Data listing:
::::::::

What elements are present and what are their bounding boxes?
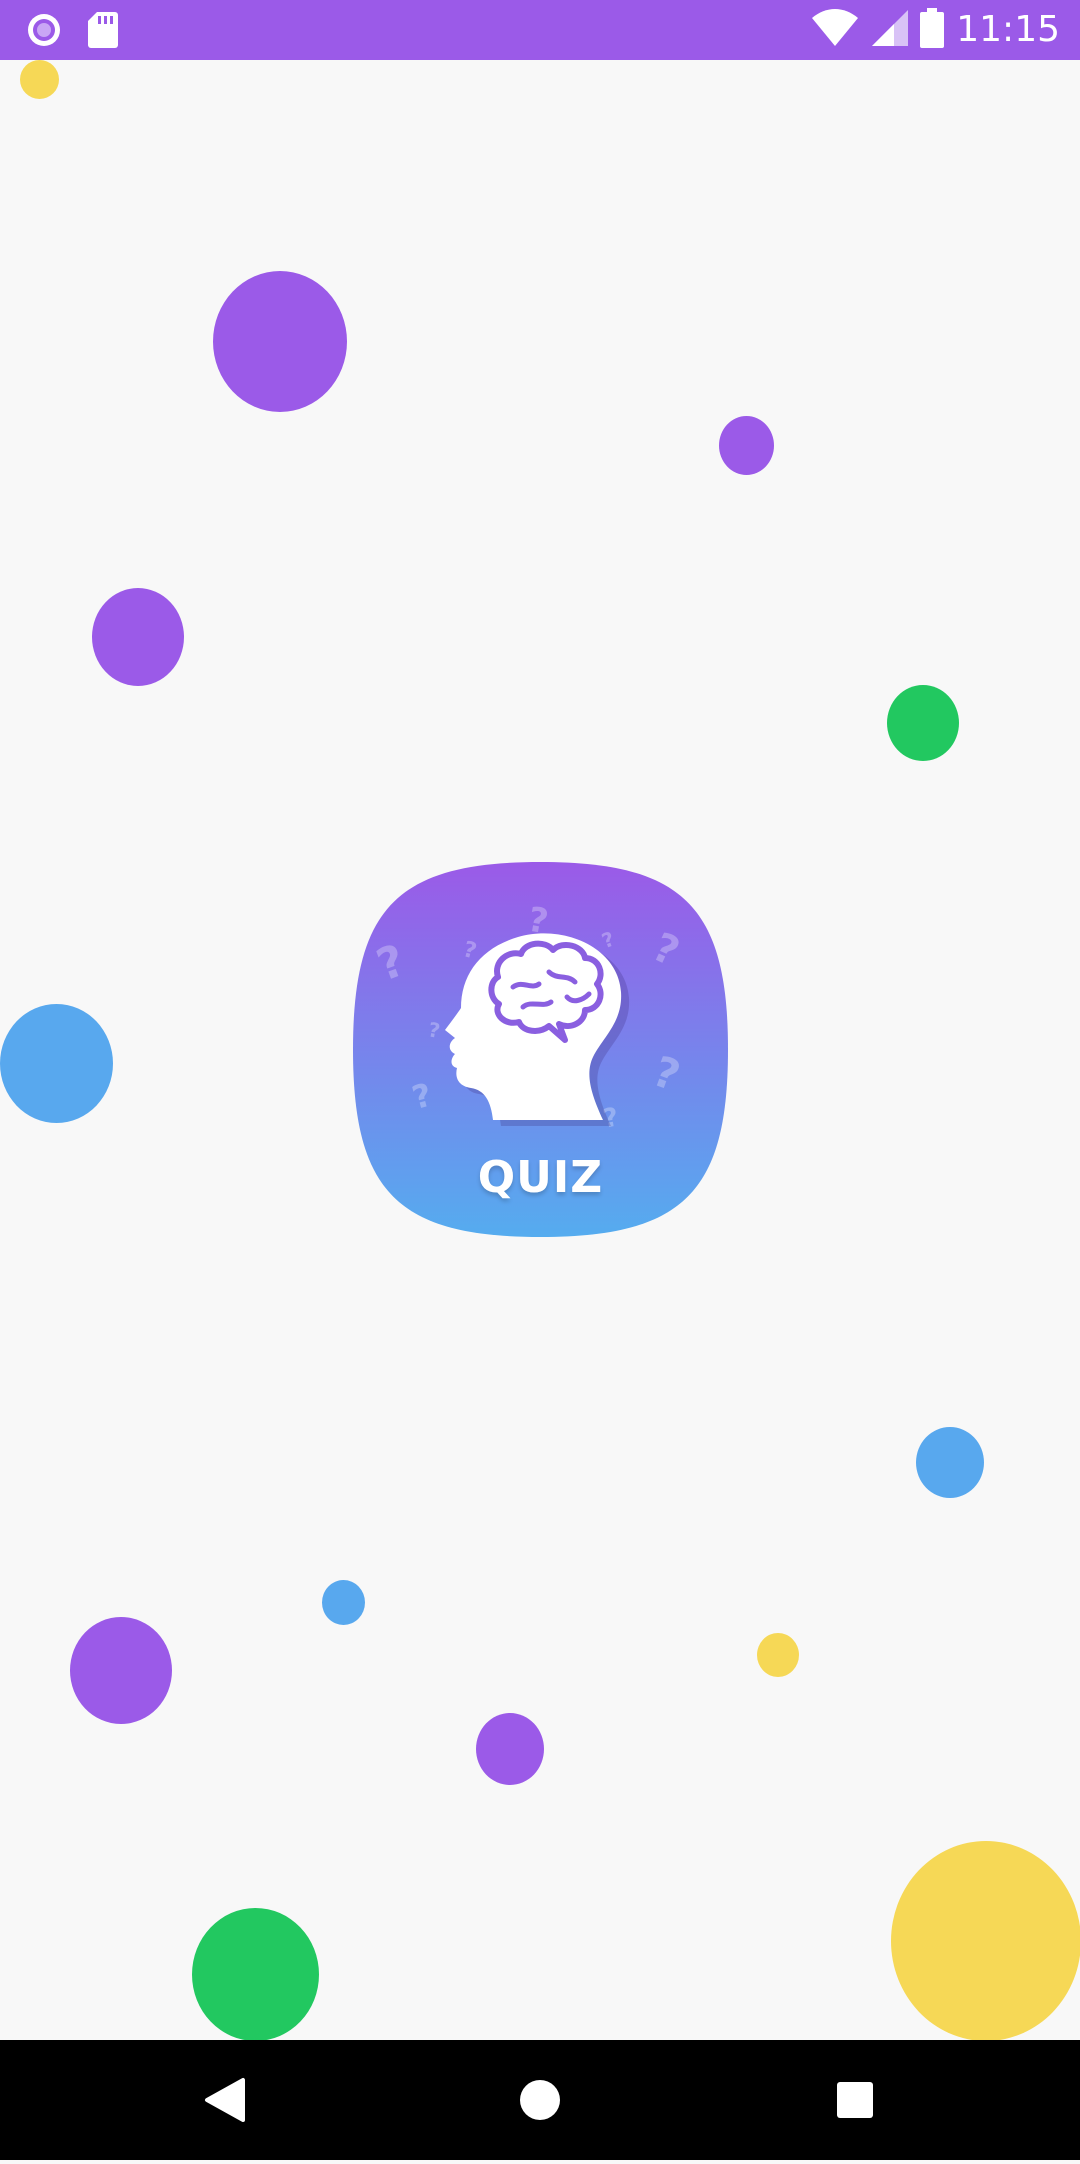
app-logo: ? ? ? ? ? ? ? ? ? QUIZ [353, 862, 728, 1237]
back-button[interactable] [145, 2040, 305, 2160]
decorative-dot [891, 1841, 1080, 2041]
decorative-dot [213, 271, 347, 412]
decorative-dot [887, 685, 959, 761]
wifi-icon [812, 8, 859, 52]
recents-button[interactable] [775, 2040, 935, 2160]
decorative-dot [20, 60, 59, 99]
decorative-dot [70, 1617, 172, 1724]
decorative-dot [757, 1633, 799, 1677]
decorative-dot [322, 1580, 365, 1625]
decorative-dot [476, 1713, 544, 1785]
home-button[interactable] [460, 2040, 620, 2160]
logo-title: QUIZ [477, 1152, 604, 1203]
record-icon [26, 12, 62, 52]
signal-icon [870, 8, 909, 52]
decorative-dot [192, 1908, 319, 2041]
decorative-dot [916, 1427, 984, 1498]
decorative-dot [92, 588, 184, 686]
battery-icon [920, 8, 945, 52]
sd-card-icon [88, 12, 118, 52]
splash-screen: ? ? ? ? ? ? ? ? ? QUIZ [0, 60, 1080, 2041]
decorative-dot [719, 416, 774, 475]
recents-icon [837, 2082, 873, 2118]
clock: 11:15 [956, 9, 1060, 50]
home-icon [520, 2080, 560, 2120]
navigation-bar [0, 2040, 1080, 2160]
status-bar: 11:15 [0, 0, 1080, 60]
decorative-dot [0, 1004, 113, 1123]
back-icon [205, 2078, 245, 2122]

::::::::

= Problem description =
Rewrite the lines from the one containing "app-logo: ? ?" to the one containing "wifi-icon [812, 8, 859, 52]", changing "decorative-dot" to "accent-dot" and leaving everything else unchanged.

= Answer to the task =
app-logo: ? ? ? ? ? ? ? ? ? QUIZ [353, 862, 728, 1237]
back-button[interactable] [145, 2040, 305, 2160]
accent-dot [891, 1841, 1080, 2041]
accent-dot [213, 271, 347, 412]
accent-dot [887, 685, 959, 761]
wifi-icon [812, 8, 859, 52]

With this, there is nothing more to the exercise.